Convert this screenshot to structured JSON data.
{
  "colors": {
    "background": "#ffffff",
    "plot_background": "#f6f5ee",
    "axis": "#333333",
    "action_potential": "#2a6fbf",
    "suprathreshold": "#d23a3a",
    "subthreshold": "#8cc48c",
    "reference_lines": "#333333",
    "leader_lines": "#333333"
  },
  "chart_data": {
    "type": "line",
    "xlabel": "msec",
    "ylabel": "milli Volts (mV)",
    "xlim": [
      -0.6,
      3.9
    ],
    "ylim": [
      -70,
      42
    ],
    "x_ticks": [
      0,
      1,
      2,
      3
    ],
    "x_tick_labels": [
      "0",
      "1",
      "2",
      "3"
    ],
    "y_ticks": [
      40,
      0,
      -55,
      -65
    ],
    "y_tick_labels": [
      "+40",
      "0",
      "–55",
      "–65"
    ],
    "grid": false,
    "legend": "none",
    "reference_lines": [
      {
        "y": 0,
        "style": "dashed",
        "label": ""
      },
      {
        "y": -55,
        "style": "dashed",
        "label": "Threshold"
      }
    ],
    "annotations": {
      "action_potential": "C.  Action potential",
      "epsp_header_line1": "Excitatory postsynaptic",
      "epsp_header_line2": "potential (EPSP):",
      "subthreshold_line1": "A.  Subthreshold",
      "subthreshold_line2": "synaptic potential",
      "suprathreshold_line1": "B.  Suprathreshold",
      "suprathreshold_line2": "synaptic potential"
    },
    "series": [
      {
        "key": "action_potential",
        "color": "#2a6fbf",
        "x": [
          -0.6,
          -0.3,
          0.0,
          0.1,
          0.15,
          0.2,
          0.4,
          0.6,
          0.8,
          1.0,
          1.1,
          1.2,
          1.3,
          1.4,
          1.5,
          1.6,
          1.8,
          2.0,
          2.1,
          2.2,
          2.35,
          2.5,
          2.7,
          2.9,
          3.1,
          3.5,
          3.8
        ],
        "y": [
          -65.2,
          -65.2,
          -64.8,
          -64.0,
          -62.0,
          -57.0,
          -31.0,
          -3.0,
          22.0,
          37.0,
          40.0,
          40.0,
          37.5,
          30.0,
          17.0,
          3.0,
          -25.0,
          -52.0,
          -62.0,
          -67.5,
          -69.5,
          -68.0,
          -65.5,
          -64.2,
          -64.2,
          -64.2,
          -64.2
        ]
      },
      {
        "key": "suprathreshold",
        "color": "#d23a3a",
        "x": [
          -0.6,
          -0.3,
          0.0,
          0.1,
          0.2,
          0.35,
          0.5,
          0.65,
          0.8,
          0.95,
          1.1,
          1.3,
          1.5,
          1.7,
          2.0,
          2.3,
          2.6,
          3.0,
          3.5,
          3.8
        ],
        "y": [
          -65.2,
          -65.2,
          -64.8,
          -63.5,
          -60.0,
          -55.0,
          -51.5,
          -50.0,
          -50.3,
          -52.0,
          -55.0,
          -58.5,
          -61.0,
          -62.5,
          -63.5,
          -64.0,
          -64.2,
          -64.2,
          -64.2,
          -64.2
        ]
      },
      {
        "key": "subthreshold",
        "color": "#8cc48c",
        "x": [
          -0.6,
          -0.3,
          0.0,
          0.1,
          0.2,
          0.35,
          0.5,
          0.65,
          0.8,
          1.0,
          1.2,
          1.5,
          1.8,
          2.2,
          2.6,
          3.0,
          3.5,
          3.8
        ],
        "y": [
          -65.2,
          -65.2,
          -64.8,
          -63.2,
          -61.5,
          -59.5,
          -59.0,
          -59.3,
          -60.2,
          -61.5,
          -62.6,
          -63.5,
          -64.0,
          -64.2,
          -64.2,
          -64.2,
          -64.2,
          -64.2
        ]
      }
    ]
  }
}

> _GIVEN INSTRUCTION_:
Word for word, restate all of the data shown above.

> _CORRECT RESULT_:
Convert this screenshot to structured JSON data.
{
  "colors": {
    "background": "#ffffff",
    "plot_background": "#f6f5ee",
    "axis": "#333333",
    "action_potential": "#2a6fbf",
    "suprathreshold": "#d23a3a",
    "subthreshold": "#8cc48c",
    "reference_lines": "#333333",
    "leader_lines": "#333333"
  },
  "chart_data": {
    "type": "line",
    "xlabel": "msec",
    "ylabel": "milli Volts (mV)",
    "xlim": [
      -0.6,
      3.9
    ],
    "ylim": [
      -70,
      42
    ],
    "x_ticks": [
      0,
      1,
      2,
      3
    ],
    "x_tick_labels": [
      "0",
      "1",
      "2",
      "3"
    ],
    "y_ticks": [
      40,
      0,
      -55,
      -65
    ],
    "y_tick_labels": [
      "+40",
      "0",
      "–55",
      "–65"
    ],
    "grid": false,
    "legend": "none",
    "reference_lines": [
      {
        "y": 0,
        "style": "dashed",
        "label": ""
      },
      {
        "y": -55,
        "style": "dashed",
        "label": "Threshold"
      }
    ],
    "annotations": {
      "action_potential": "C.  Action potential",
      "epsp_header_line1": "Excitatory postsynaptic",
      "epsp_header_line2": "potential (EPSP):",
      "subthreshold_line1": "A.  Subthreshold",
      "subthreshold_line2": "synaptic potential",
      "suprathreshold_line1": "B.  Suprathreshold",
      "suprathreshold_line2": "synaptic potential"
    },
    "series": [
      {
        "key": "action_potential",
        "color": "#2a6fbf",
        "x": [
          -0.6,
          -0.3,
          0.0,
          0.1,
          0.15,
          0.2,
          0.4,
          0.6,
          0.8,
          1.0,
          1.1,
          1.2,
          1.3,
          1.4,
          1.5,
          1.6,
          1.8,
          2.0,
          2.1,
          2.2,
          2.35,
          2.5,
          2.7,
          2.9,
          3.1,
          3.5,
          3.8
        ],
        "y": [
          -65.2,
          -65.2,
          -64.8,
          -64.0,
          -62.0,
          -57.0,
          -31.0,
          -3.0,
          22.0,
          37.0,
          40.0,
          40.0,
          37.5,
          30.0,
          17.0,
          3.0,
          -25.0,
          -52.0,
          -62.0,
          -67.5,
          -69.5,
          -68.0,
          -65.5,
          -64.2,
          -64.2,
          -64.2,
          -64.2
        ]
      },
      {
        "key": "suprathreshold",
        "color": "#d23a3a",
        "x": [
          -0.6,
          -0.3,
          0.0,
          0.1,
          0.2,
          0.35,
          0.5,
          0.65,
          0.8,
          0.95,
          1.1,
          1.3,
          1.5,
          1.7,
          2.0,
          2.3,
          2.6,
          3.0,
          3.5,
          3.8
        ],
        "y": [
          -65.2,
          -65.2,
          -64.8,
          -63.5,
          -60.0,
          -55.0,
          -51.5,
          -50.0,
          -50.3,
          -52.0,
          -55.0,
          -58.5,
          -61.0,
          -62.5,
          -63.5,
          -64.0,
          -64.2,
          -64.2,
          -64.2,
          -64.2
        ]
      },
      {
        "key": "subthreshold",
        "color": "#8cc48c",
        "x": [
          -0.6,
          -0.3,
          0.0,
          0.1,
          0.2,
          0.35,
          0.5,
          0.65,
          0.8,
          1.0,
          1.2,
          1.5,
          1.8,
          2.2,
          2.6,
          3.0,
          3.5,
          3.8
        ],
        "y": [
          -65.2,
          -65.2,
          -64.8,
          -63.2,
          -61.5,
          -59.5,
          -59.0,
          -59.3,
          -60.2,
          -61.5,
          -62.6,
          -63.5,
          -64.0,
          -64.2,
          -64.2,
          -64.2,
          -64.2,
          -64.2
        ]
      }
    ]
  }
}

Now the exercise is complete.